## Work to complete
Write out the entire listing below exactly as it appears, minus any pictures.

----- Dataset records -----

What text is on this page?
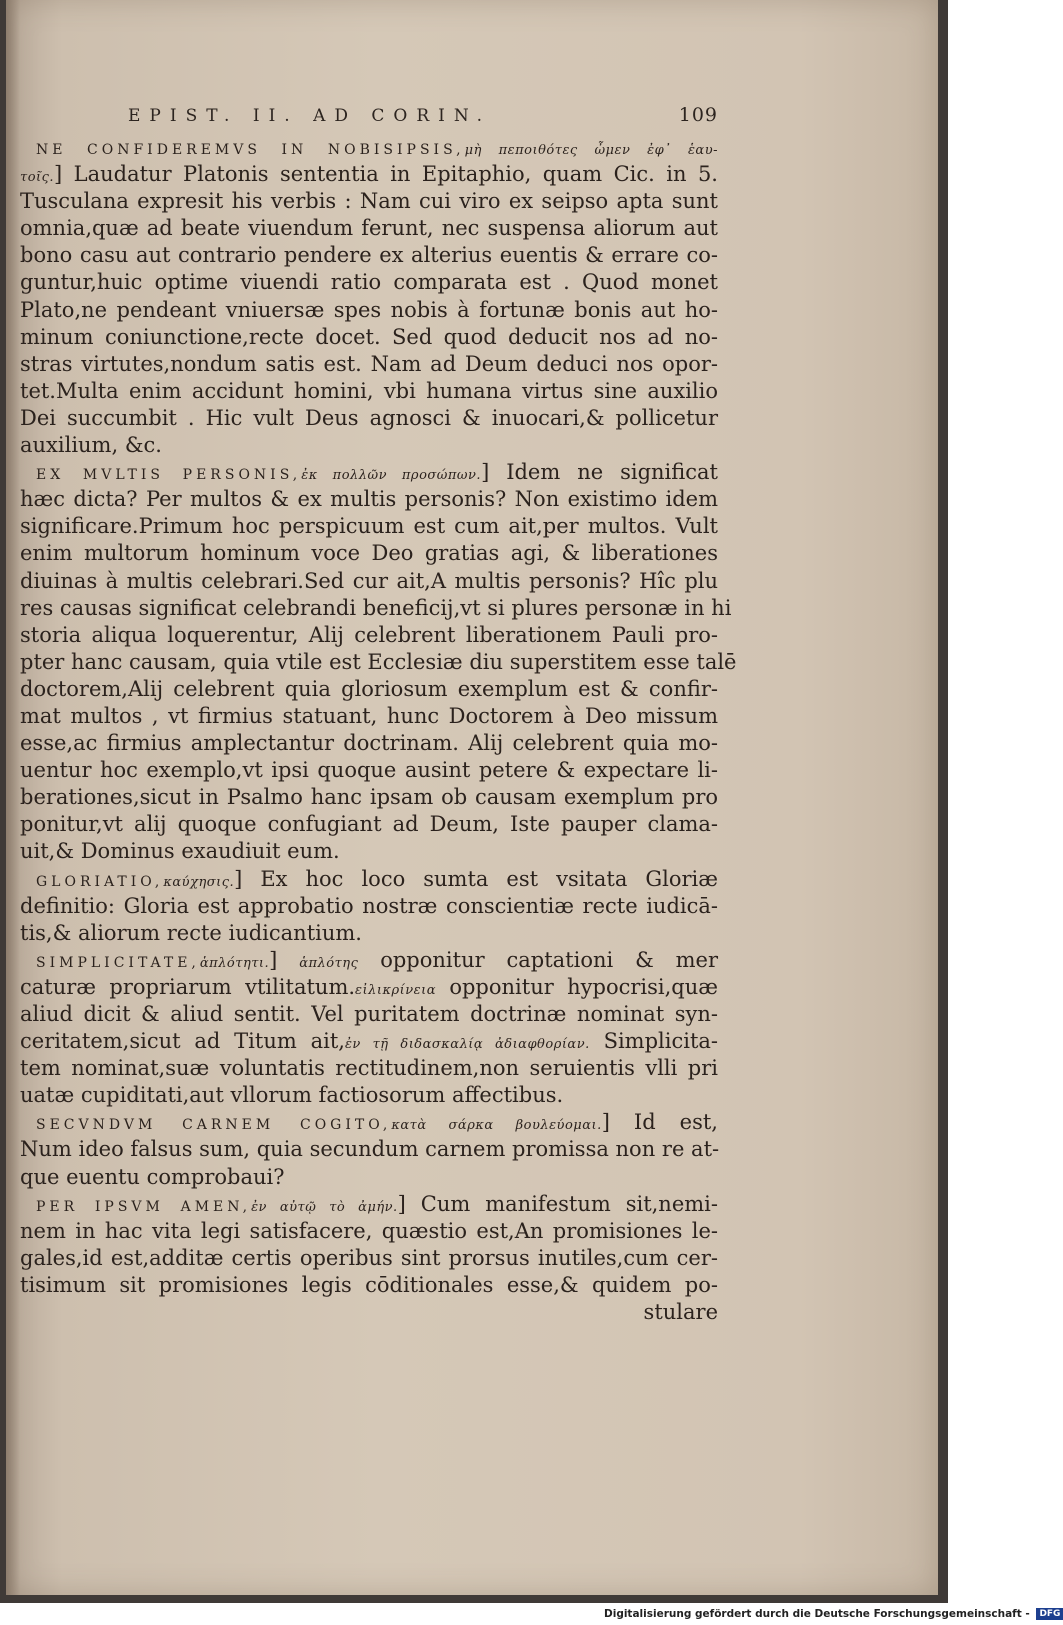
EPIST. II. AD CORIN.	109
NE CONFIDEREMVS IN NOBISIPSIS,μὴ πεποιθότες ὦμεν ἐφ᾽ ἑαυ-
τοῖς.] Laudatur Platonis sententia in Epitaphio, quam Cic. in 5.
Tusculana expresit his verbis : Nam cui viro ex seipso apta sunt
omnia,quæ ad beate viuendum ferunt, nec suspensa aliorum aut
bono casu aut contrario pendere ex alterius euentis & errare co-
guntur,huic optime viuendi ratio comparata est . Quod monet
Plato,ne pendeant vniuersæ spes nobis à fortunæ bonis aut ho-
minum coniunctione,recte docet. Sed quod deducit nos ad no-
stras virtutes,nondum satis est. Nam ad Deum deduci nos opor-
tet.Multa enim accidunt homini, vbi humana virtus sine auxilio
Dei succumbit . Hic vult Deus agnosci & inuocari,& pollicetur
auxilium, &c.
EX MVLTIS PERSONIS,ἐκ πολλῶν προσώπων.] Idem ne significat
hæc dicta? Per multos & ex multis personis? Non existimo idem
significare.Primum hoc perspicuum est cum ait,per multos. Vult
enim multorum hominum voce Deo gratias agi, & liberationes
diuinas à multis celebrari.Sed cur ait,A multis personis? Hîc plu
res causas significat celebrandi beneficij,vt si plures personæ in hi
storia aliqua loquerentur, Alij celebrent liberationem Pauli pro-
pter hanc causam, quia vtile est Ecclesiæ diu superstitem esse talē
doctorem,Alij celebrent quia gloriosum exemplum est & confir-
mat multos , vt firmius statuant, hunc Doctorem à Deo missum
esse,ac firmius amplectantur doctrinam. Alij celebrent quia mo-
uentur hoc exemplo,vt ipsi quoque ausint petere & expectare li-
berationes,sicut in Psalmo hanc ipsam ob causam exemplum pro
ponitur,vt alij quoque confugiant ad Deum, Iste pauper clama-
uit,& Dominus exaudiuit eum.
GLORIATIO,καύχησις.] Ex hoc loco sumta est vsitata Gloriæ
definitio: Gloria est approbatio nostræ conscientiæ recte iudicā-
tis,& aliorum recte iudicantium.
SIMPLICITATE,ἁπλότητι.] ἁπλότης opponitur captationi & mer
caturæ propriarum vtilitatum.εἰλικρίνεια opponitur hypocrisi,quæ
aliud dicit & aliud sentit. Vel puritatem doctrinæ nominat syn-
ceritatem,sicut ad Titum ait,ἐν τῇ διδασκαλίᾳ ἀδιαφθορίαν. Simplicita-
tem nominat,suæ voluntatis rectitudinem,non seruientis vlli pri
uatæ cupiditati,aut vllorum factiosorum affectibus.
SECVNDVM CARNEM COGITO,κατὰ σάρκα βουλεύομαι.] Id est,
Num ideo falsus sum, quia secundum carnem promissa non re at-
que euentu comprobaui?
PER IPSVM AMEN,ἐν αὐτῷ τὸ ἀμήν.] Cum manifestum sit,nemi-
nem in hac vita legi satisfacere, quæstio est,An promisiones le-
gales,id est,additæ certis operibus sint prorsus inutiles,cum cer-
tisimum sit promisiones legis cōditionales esse,& quidem po-
stulare
Digitalisierung gefördert durch die Deutsche Forschungsgemeinschaft - DFG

-----

## Task result
What text is on this page?
EPIST. II. AD CORIN.	109
NE CONFIDEREMVS IN NOBISIPSIS,μὴ πεποιθότες ὦμεν ἐφ᾽ ἑαυ-
τοῖς.] Laudatur Platonis sententia in Epitaphio, quam Cic. in 5.
Tusculana expresit his verbis : Nam cui viro ex seipso apta sunt
omnia,quæ ad beate viuendum ferunt, nec suspensa aliorum aut
bono casu aut contrario pendere ex alterius euentis & errare co-
guntur,huic optime viuendi ratio comparata est . Quod monet
Plato,ne pendeant vniuersæ spes nobis à fortunæ bonis aut ho-
minum coniunctione,recte docet. Sed quod deducit nos ad no-
stras virtutes,nondum satis est. Nam ad Deum deduci nos opor-
tet.Multa enim accidunt homini, vbi humana virtus sine auxilio
Dei succumbit . Hic vult Deus agnosci & inuocari,& pollicetur
auxilium, &c.
EX MVLTIS PERSONIS,ἐκ πολλῶν προσώπων.] Idem ne significat
hæc dicta? Per multos & ex multis personis? Non existimo idem
significare.Primum hoc perspicuum est cum ait,per multos. Vult
enim multorum hominum voce Deo gratias agi, & liberationes
diuinas à multis celebrari.Sed cur ait,A multis personis? Hîc plu
res causas significat celebrandi beneficij,vt si plures personæ in hi
storia aliqua loquerentur, Alij celebrent liberationem Pauli pro-
pter hanc causam, quia vtile est Ecclesiæ diu superstitem esse talē
doctorem,Alij celebrent quia gloriosum exemplum est & confir-
mat multos , vt firmius statuant, hunc Doctorem à Deo missum
esse,ac firmius amplectantur doctrinam. Alij celebrent quia mo-
uentur hoc exemplo,vt ipsi quoque ausint petere & expectare li-
berationes,sicut in Psalmo hanc ipsam ob causam exemplum pro
ponitur,vt alij quoque confugiant ad Deum, Iste pauper clama-
uit,& Dominus exaudiuit eum.
GLORIATIO,καύχησις.] Ex hoc loco sumta est vsitata Gloriæ
definitio: Gloria est approbatio nostræ conscientiæ recte iudicā-
tis,& aliorum recte iudicantium.
SIMPLICITATE,ἁπλότητι.] ἁπλότης opponitur captationi & mer
caturæ propriarum vtilitatum.εἰλικρίνεια opponitur hypocrisi,quæ
aliud dicit & aliud sentit. Vel puritatem doctrinæ nominat syn-
ceritatem,sicut ad Titum ait,ἐν τῇ διδασκαλίᾳ ἀδιαφθορίαν. Simplicita-
tem nominat,suæ voluntatis rectitudinem,non seruientis vlli pri
uatæ cupiditati,aut vllorum factiosorum affectibus.
SECVNDVM CARNEM COGITO,κατὰ σάρκα βουλεύομαι.] Id est,
Num ideo falsus sum, quia secundum carnem promissa non re at-
que euentu comprobaui?
PER IPSVM AMEN,ἐν αὐτῷ τὸ ἀμήν.] Cum manifestum sit,nemi-
nem in hac vita legi satisfacere, quæstio est,An promisiones le-
gales,id est,additæ certis operibus sint prorsus inutiles,cum cer-
tisimum sit promisiones legis cōditionales esse,& quidem po-
stulare
Digitalisierung gefördert durch die Deutsche Forschungsgemeinschaft - DFG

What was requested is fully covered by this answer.